### Exercise objective:
Copy out every line that contains the word "Update".

### Input data:
## begin
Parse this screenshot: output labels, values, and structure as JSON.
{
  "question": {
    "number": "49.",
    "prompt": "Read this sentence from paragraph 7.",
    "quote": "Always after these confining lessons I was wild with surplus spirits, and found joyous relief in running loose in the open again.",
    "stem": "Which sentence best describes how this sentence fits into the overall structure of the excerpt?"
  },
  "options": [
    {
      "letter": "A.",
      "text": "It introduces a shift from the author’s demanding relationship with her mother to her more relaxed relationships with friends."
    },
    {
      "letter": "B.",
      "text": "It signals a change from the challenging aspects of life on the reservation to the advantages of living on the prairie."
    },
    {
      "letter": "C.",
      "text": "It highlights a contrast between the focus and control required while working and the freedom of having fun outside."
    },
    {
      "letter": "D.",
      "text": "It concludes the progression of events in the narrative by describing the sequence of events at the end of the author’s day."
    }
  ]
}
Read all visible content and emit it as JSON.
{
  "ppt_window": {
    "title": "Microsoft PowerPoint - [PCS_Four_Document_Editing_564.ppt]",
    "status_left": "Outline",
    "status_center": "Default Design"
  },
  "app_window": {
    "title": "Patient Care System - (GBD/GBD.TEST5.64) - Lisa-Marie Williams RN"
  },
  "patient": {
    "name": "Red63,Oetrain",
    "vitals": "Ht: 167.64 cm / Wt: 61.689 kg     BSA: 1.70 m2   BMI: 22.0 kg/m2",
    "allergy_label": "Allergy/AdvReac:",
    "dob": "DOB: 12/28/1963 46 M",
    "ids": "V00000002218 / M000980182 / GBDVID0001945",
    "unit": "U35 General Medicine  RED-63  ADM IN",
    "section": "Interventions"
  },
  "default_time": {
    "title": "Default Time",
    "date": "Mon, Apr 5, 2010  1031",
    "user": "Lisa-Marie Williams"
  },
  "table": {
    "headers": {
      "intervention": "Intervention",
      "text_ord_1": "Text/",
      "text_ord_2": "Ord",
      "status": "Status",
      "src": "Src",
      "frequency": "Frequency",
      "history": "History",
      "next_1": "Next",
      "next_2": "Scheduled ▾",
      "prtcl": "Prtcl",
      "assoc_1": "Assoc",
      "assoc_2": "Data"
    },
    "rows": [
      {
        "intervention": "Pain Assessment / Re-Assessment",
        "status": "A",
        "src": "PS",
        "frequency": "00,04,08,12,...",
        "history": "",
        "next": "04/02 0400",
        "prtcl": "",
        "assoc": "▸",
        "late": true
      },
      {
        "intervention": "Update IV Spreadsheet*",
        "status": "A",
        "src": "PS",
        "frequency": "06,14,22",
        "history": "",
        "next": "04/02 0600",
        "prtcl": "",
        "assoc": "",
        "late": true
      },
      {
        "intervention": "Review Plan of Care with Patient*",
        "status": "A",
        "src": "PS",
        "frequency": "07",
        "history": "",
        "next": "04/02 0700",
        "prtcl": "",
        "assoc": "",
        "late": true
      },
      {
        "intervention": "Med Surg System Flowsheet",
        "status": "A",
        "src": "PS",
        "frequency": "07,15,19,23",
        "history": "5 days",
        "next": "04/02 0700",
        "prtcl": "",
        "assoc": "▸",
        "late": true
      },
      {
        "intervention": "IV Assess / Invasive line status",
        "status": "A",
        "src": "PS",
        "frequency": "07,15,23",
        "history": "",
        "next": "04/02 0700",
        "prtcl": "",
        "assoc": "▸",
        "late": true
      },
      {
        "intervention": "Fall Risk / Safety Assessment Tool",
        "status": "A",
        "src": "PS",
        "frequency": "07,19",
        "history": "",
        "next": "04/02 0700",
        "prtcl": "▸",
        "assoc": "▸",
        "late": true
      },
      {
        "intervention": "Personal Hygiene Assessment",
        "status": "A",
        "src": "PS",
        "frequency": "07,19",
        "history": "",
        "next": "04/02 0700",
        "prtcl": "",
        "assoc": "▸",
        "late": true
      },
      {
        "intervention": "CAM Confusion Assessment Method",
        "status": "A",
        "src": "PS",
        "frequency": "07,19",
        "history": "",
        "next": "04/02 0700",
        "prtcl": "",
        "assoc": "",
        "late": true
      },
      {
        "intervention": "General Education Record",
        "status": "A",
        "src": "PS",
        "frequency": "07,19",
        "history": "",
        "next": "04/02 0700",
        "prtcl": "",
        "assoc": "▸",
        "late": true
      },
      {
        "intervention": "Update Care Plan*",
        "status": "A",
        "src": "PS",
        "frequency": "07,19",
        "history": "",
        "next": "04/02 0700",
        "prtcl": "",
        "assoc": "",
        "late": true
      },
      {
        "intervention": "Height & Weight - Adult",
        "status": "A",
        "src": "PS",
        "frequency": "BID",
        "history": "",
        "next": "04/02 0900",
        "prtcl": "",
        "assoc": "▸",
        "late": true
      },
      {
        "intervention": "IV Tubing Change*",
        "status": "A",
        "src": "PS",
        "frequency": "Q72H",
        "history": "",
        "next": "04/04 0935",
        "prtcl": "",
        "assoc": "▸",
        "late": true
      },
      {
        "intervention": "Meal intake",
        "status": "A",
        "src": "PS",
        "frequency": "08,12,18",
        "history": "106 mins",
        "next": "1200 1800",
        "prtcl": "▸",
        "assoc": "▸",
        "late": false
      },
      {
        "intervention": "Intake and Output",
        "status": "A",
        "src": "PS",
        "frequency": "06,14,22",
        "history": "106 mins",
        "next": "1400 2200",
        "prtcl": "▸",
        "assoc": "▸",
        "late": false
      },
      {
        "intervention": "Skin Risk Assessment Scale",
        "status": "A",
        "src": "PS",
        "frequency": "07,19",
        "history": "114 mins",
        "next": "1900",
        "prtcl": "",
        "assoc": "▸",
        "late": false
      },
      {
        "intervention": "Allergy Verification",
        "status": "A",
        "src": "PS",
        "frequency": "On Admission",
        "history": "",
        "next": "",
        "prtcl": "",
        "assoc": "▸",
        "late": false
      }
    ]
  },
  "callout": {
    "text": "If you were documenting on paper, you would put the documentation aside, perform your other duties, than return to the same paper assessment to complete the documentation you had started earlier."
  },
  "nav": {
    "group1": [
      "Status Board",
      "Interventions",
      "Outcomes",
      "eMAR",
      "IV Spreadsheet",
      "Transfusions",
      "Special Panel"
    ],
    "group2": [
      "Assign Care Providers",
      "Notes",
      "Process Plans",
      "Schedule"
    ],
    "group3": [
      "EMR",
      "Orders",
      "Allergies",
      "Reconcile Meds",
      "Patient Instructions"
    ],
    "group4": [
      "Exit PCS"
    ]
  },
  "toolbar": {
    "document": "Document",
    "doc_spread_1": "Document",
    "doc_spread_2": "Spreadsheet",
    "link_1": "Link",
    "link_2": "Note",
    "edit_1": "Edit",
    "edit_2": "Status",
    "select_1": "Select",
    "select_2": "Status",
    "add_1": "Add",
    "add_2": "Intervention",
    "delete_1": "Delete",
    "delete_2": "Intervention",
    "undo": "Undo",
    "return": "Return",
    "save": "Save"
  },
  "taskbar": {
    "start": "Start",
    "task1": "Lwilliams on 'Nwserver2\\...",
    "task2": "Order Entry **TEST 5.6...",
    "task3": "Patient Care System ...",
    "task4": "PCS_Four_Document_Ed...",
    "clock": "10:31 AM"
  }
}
## end
### Finished answer:
        "intervention": "Update IV Spreadsheet*",
        "intervention": "Update Care Plan*",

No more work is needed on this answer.